(Collection entries)

===============

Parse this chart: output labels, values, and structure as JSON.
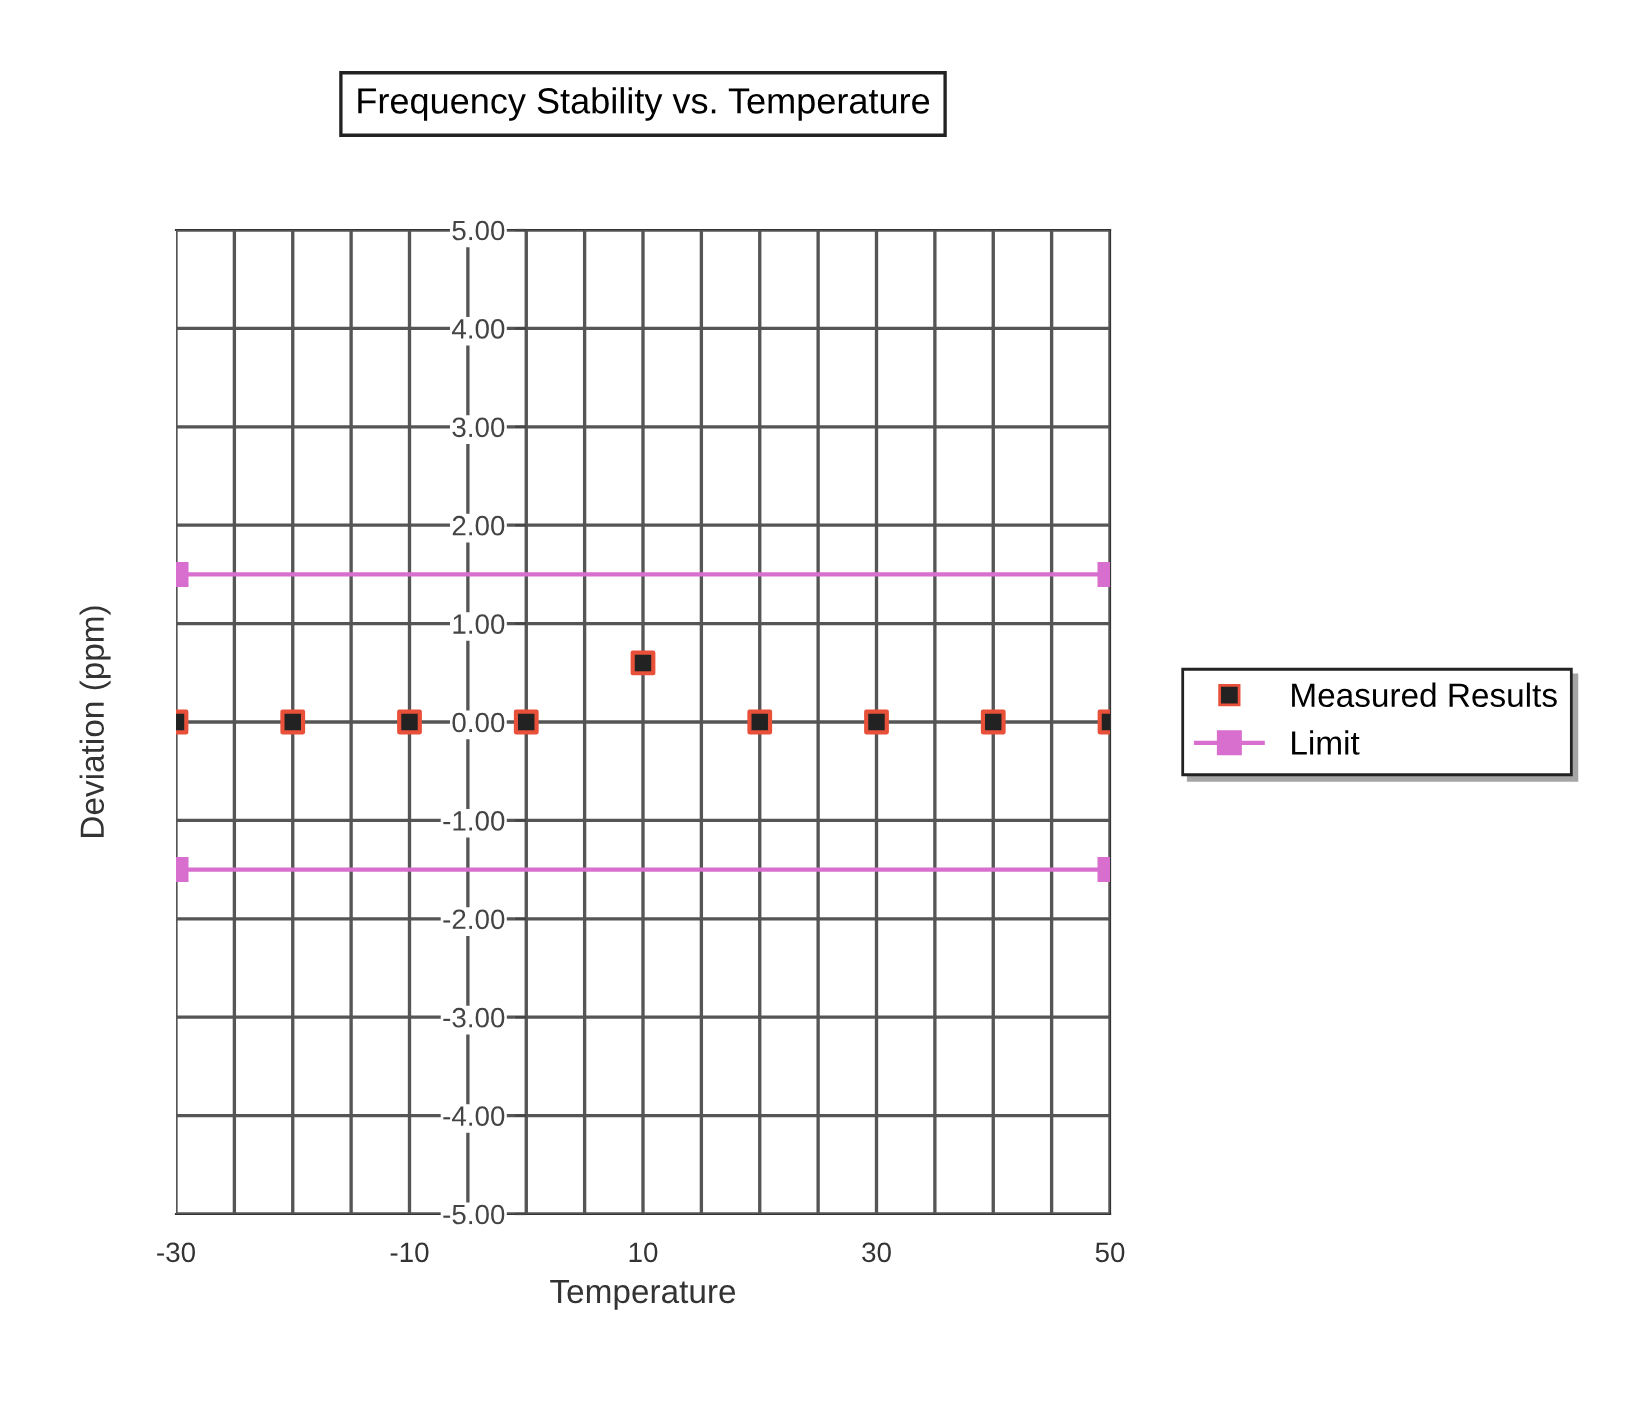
{
  "chart_data": {
    "type": "scatter",
    "title": "Frequency Stability vs. Temperature",
    "xlabel": "Temperature",
    "ylabel": "Deviation (ppm)",
    "series": [
      {
        "name": "Measured Results",
        "color": "#222222",
        "marker": "square",
        "x": [
          -30,
          -20,
          -10,
          0,
          10,
          20,
          30,
          40,
          50
        ],
        "values": [
          0,
          0,
          0,
          0,
          0.6,
          0,
          0,
          0,
          0
        ]
      },
      {
        "name": "Limit",
        "type": "line",
        "color": "#d86fcf",
        "marker": "square",
        "x": [
          -30,
          50
        ],
        "values": [
          1.5,
          1.5
        ]
      },
      {
        "type": "line",
        "color": "#d86fcf",
        "marker": "square",
        "x": [
          -30,
          50
        ],
        "values": [
          -1.5,
          -1.5
        ]
      }
    ],
    "xlim": [
      -30,
      50
    ],
    "ylim": [
      -5,
      5
    ],
    "xticks": [
      -30,
      {
        "value": -25,
        "label": null
      },
      {
        "value": -20,
        "label": null
      },
      {
        "value": -15,
        "label": null
      },
      -10,
      {
        "value": -5,
        "label": null
      },
      {
        "value": 0,
        "label": null
      },
      {
        "value": 5,
        "label": null
      },
      10,
      {
        "value": 15,
        "label": null
      },
      {
        "value": 20,
        "label": null
      },
      {
        "value": 25,
        "label": null
      },
      30,
      {
        "value": 35,
        "label": null
      },
      {
        "value": 40,
        "label": null
      },
      {
        "value": 45,
        "label": null
      },
      50
    ],
    "yticks": [
      {
        "value": 5,
        "label": "5.00"
      },
      {
        "value": 4,
        "label": "4.00"
      },
      {
        "value": 3,
        "label": "3.00"
      },
      {
        "value": 2,
        "label": "2.00"
      },
      {
        "value": 1,
        "label": "1.00"
      },
      {
        "value": 0,
        "label": "0.00"
      },
      {
        "value": -1,
        "label": "-1.00"
      },
      {
        "value": -2,
        "label": "-2.00"
      },
      {
        "value": -3,
        "label": "-3.00"
      },
      {
        "value": -4,
        "label": "-4.00"
      },
      {
        "value": -5,
        "label": "-5.00"
      }
    ],
    "grid": true,
    "legend": "right"
  }
}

===============

* **Aim**
Identify and copy all lines with the word "Temperature".

* **Answer to this task**
    "title": "Frequency Stability vs. Temperature",
    "xlabel": "Temperature",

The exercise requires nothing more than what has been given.